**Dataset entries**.
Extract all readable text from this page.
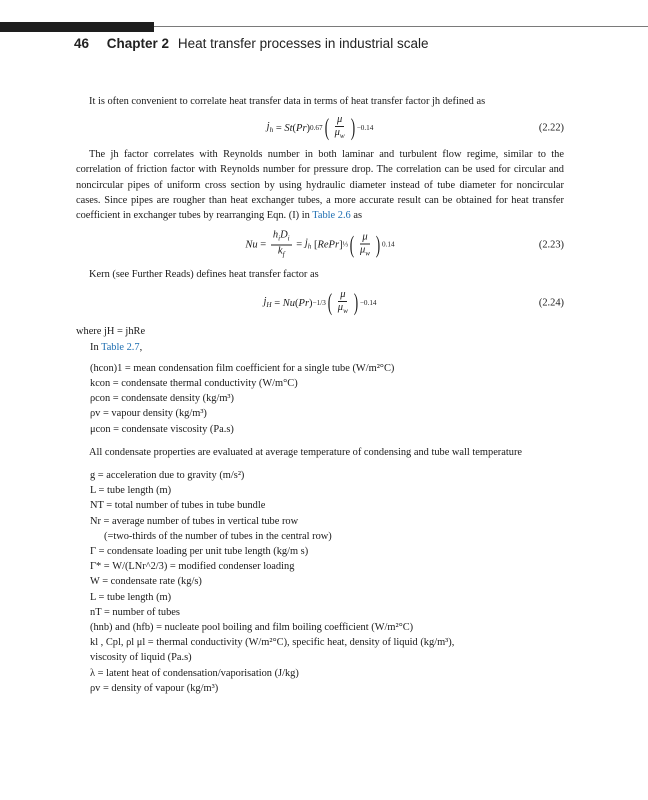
46 Chapter 2 Heat transfer processes in industrial scale

It is often convenient to correlate heat transfer data in terms of heat transfer factor jh defined as

$j_h = St$ ( Pr ) 0.67 ( $\frac{\mu}{\mu_w}$ ) −0.14	(2.22)

The jh factor correlates with Reynolds number in both laminar and turbulent flow regime, similar to the correlation of friction factor with Reynolds number for pressure drop. The correlation can be used for circular and noncircular pipes of uniform cross section by using hydraulic diameter instead of tube diameter for noncircular cases. Since pipes are rougher than heat exchanger tubes, a more accurate result can be obtained for heat transfer coefficient in exchanger tubes by rearranging Eqn. (I) in Table 2.6 as

$Nu = \frac{h_iD_i}{k_f} = j_h$ [ RePr ] ⅓ ( $\frac{\mu}{\mu_w}$ ) 0.14	(2.23)

Kern (see Further Reads) defines heat transfer factor as

$j_H = Nu$ ( Pr ) −1/3 ( $\frac{\mu}{\mu_w}$ ) −0.14	(2.24)
where jH = jhRe
In Table 2.7,
(hcon)1 = mean condensation film coefficient for a single tube (W/m²°C)
kcon = condensate thermal conductivity (W/m°C)
ρcon = condensate density (kg/m³)
ρv = vapour density (kg/m³)
μcon = condensate viscosity (Pa.s)

All condensate properties are evaluated at average temperature of condensing and tube wall temperature

g = acceleration due to gravity (m/s²)
L = tube length (m)
NT = total number of tubes in tube bundle
Nr = average number of tubes in vertical tube row
(=two-thirds of the number of tubes in the central row)
Γ = condensate loading per unit tube length (kg/m s)
Γ* = W/(LNr^2/3) = modified condenser loading
W = condensate rate (kg/s)
L = tube length (m)
nT = number of tubes
(hnb) and (hfb) = nucleate pool boiling and film boiling coefficient (W/m²°C)
kl , Cpl, ρl μl = thermal conductivity (W/m²°C), specific heat, density of liquid (kg/m³),
viscosity of liquid (Pa.s)
λ = latent heat of condensation/vaporisation (J/kg)
ρv = density of vapour (kg/m³)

**Problem details**. Which lines hold the word "density"? Copy each of them from the records.

**Full output**.
ρcon = condensate density (kg/m³)
ρv = vapour density (kg/m³)
kl , Cpl, ρl μl = thermal conductivity (W/m²°C), specific heat, density of liquid (kg/m³),
ρv = density of vapour (kg/m³)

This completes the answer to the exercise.